Texto del ejercicio:
#####

Hace bastante tiempo que perdí el contacto con los trabajos de Adrados. Con todo, a través del Dr.
Marcos Martínez, me llega, de vez en cuando, algún rumor de los pasillos de la Complutense de
Madrid, del Departamento de Filología Clásica. El sufrimiento, la tristeza, a veces, la desesperación
de cientos de profesores de Latín y Griego a los que poco a poco se les ha ido relegando a personal
de relleno en los centros, fueron minando la salud de nuestro maestro; su voz, que no dejó de oírse,
pero que cada vez se entendía menos – oráculos délficos ininteligibles o inconvenientes – entre unos
políticos de dudosos escrúpulos culturales, finalmente se quebró.
Raras coincidencias nos impone tyjé, el destino inexorable de los griegos, por encima, incluso de
los dioses. Me imagino al viejo profesor escuchando a nuestra ministra de hacienda
hipercorriegiendo los finales participiales para no dejar ni una sola “d” en ellos; sin duda, no
ocultaría su irónica sonrisa ante el pleito de ministros y ministras, diputados y di-putadas, señorías
y…¿señoríos?. La noticia de una LOMLOE que se olvidó del Latín y el Griego, ¿un descuido?, y en
la que la Cultura Clásica aparece enumerada por la letra C en la lista de múltiples optativas de libre
oferta por los centros, acabó con su apasionado corazón
Requiescas in pacem, nadie se lo merece más que usted.

#####

Enunciado A:
Edita el texto sobre Adrados desde "Marcos Martínez, me" hasta "finalmente se quebró.", inclusive, y sustituye "maestro" por "mentor".
Enunciado B:
En el texto sobre Adrados, ¿a través de quién llegan rumores de los pasillos de la Complutense de Madrid?

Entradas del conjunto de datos
#####

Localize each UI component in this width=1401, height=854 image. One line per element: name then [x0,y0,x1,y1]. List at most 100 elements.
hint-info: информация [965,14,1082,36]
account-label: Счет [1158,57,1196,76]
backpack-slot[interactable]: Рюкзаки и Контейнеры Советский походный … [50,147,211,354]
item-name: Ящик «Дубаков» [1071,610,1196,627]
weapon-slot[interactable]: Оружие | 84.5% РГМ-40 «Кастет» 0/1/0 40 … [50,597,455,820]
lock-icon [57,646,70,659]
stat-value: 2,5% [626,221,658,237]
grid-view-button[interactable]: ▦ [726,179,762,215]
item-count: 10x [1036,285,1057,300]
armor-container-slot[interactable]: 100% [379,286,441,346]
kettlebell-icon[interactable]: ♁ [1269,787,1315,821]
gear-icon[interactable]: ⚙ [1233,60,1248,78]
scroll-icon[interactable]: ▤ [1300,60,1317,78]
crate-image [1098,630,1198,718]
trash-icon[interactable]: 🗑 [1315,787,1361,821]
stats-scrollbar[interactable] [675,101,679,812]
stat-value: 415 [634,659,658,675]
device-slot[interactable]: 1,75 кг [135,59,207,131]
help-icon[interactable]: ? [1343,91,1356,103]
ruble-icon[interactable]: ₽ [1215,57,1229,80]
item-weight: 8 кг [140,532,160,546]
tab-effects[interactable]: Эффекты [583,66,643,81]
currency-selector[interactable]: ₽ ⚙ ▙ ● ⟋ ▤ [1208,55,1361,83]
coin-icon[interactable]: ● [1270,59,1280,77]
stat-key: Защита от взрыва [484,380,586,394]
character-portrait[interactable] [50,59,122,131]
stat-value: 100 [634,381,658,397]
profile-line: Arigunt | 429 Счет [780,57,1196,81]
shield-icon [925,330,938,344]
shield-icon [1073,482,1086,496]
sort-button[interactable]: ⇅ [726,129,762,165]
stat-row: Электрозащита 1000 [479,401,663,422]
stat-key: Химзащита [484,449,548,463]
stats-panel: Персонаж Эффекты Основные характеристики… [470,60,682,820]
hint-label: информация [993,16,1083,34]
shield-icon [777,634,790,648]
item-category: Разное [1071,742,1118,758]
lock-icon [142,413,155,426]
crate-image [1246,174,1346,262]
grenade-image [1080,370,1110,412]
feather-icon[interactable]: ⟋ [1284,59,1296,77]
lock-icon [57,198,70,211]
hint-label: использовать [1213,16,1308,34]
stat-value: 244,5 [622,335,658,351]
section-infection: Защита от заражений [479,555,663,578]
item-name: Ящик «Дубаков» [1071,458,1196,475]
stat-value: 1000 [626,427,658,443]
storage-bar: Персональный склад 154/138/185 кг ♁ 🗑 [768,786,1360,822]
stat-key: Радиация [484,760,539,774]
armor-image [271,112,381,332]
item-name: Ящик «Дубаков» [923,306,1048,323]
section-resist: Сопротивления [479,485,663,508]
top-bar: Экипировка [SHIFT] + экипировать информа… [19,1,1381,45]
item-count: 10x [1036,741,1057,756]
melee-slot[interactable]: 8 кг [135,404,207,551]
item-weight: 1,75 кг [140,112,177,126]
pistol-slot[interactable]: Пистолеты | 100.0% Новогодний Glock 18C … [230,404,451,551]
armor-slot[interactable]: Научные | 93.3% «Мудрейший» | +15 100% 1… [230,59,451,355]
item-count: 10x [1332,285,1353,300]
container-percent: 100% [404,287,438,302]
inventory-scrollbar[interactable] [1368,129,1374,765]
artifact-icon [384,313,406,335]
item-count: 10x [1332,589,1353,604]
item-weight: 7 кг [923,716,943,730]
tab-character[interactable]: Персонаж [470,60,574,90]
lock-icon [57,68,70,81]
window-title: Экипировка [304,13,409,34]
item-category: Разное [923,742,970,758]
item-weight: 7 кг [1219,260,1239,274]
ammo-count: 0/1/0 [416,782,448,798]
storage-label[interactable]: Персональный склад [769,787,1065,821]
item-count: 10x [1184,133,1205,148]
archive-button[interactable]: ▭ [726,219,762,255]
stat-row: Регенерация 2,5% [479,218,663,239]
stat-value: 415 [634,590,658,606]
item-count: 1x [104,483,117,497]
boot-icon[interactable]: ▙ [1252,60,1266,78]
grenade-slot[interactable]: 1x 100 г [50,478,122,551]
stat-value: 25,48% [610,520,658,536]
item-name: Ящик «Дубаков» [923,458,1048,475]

#####

Respuesta esperada A:
Marcos Martínez, me llega, de vez en cuando, algún rumor de los pasillos de la Complutense de
Madrid, del Departamento de Filología Clásica. El sufrimiento, la tristeza, a veces, la desesperación
de cientos de profesores de Latín y Griego a los que poco a poco se les ha ido relegando a personal
de relleno en los centros, fueron minando la salud de nuestro mentor; su voz, que no dejó de oírse,
pero que cada vez se entendía menos – oráculos délficos ininteligibles o inconvenientes – entre unos
políticos de dudosos escrúpulos culturales, finalmente se quebró.

Respuesta esperada B:
A través del Dr. Marcos Martínez.